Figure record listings
━━━━━━━━━━━━━━━━━━━━
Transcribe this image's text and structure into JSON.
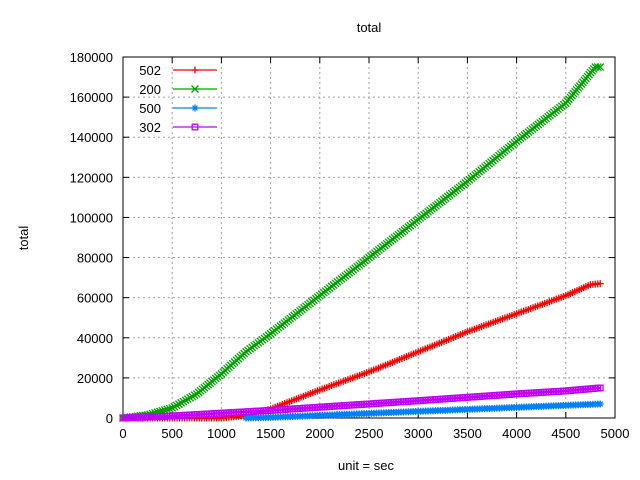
{
  "chart_data": {
    "type": "line",
    "title": "total",
    "xlabel": "unit = sec",
    "ylabel": "total",
    "xlim": [
      0,
      5000
    ],
    "ylim": [
      0,
      180000
    ],
    "xticks": [
      "0",
      "500",
      "1000",
      "1500",
      "2000",
      "2500",
      "3000",
      "3500",
      "4000",
      "4500",
      "5000"
    ],
    "yticks": [
      "0",
      "20000",
      "40000",
      "60000",
      "80000",
      "100000",
      "120000",
      "140000",
      "160000",
      "180000"
    ],
    "grid": true,
    "legend_position": "top-left",
    "series": [
      {
        "name": "502",
        "color": "#ff0000",
        "marker": "plus",
        "x": [
          0,
          500,
          1000,
          1300,
          1500,
          2000,
          2500,
          3000,
          3500,
          4000,
          4500,
          4750,
          4850
        ],
        "y": [
          0,
          0,
          0,
          1500,
          4500,
          14000,
          23000,
          33000,
          43000,
          52000,
          61000,
          66500,
          67000
        ]
      },
      {
        "name": "200",
        "color": "#00a000",
        "marker": "x",
        "x": [
          0,
          250,
          500,
          750,
          1000,
          1250,
          1500,
          2000,
          2500,
          3000,
          3500,
          4000,
          4500,
          4800,
          4850
        ],
        "y": [
          0,
          1500,
          5000,
          12000,
          22000,
          33000,
          42000,
          61000,
          80000,
          99000,
          118000,
          138000,
          157000,
          175000,
          175000
        ]
      },
      {
        "name": "500",
        "color": "#0080ff",
        "marker": "star",
        "x": [
          1250,
          1500,
          2000,
          2500,
          3000,
          3500,
          4000,
          4500,
          4850
        ],
        "y": [
          0,
          300,
          1300,
          2300,
          3300,
          4300,
          5300,
          6300,
          7000
        ]
      },
      {
        "name": "302",
        "color": "#c000ff",
        "marker": "square",
        "x": [
          0,
          500,
          1000,
          1500,
          2000,
          2500,
          3000,
          3500,
          4000,
          4500,
          4850
        ],
        "y": [
          0,
          1000,
          2400,
          3800,
          5400,
          7000,
          8600,
          10300,
          12000,
          13500,
          15000
        ]
      }
    ]
  }
}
━━━━━━━━━━━━━━━━━━━━
Say how many lines in the entries contain the string "color", and say nothing else.

◆ ANSWER BELOW
4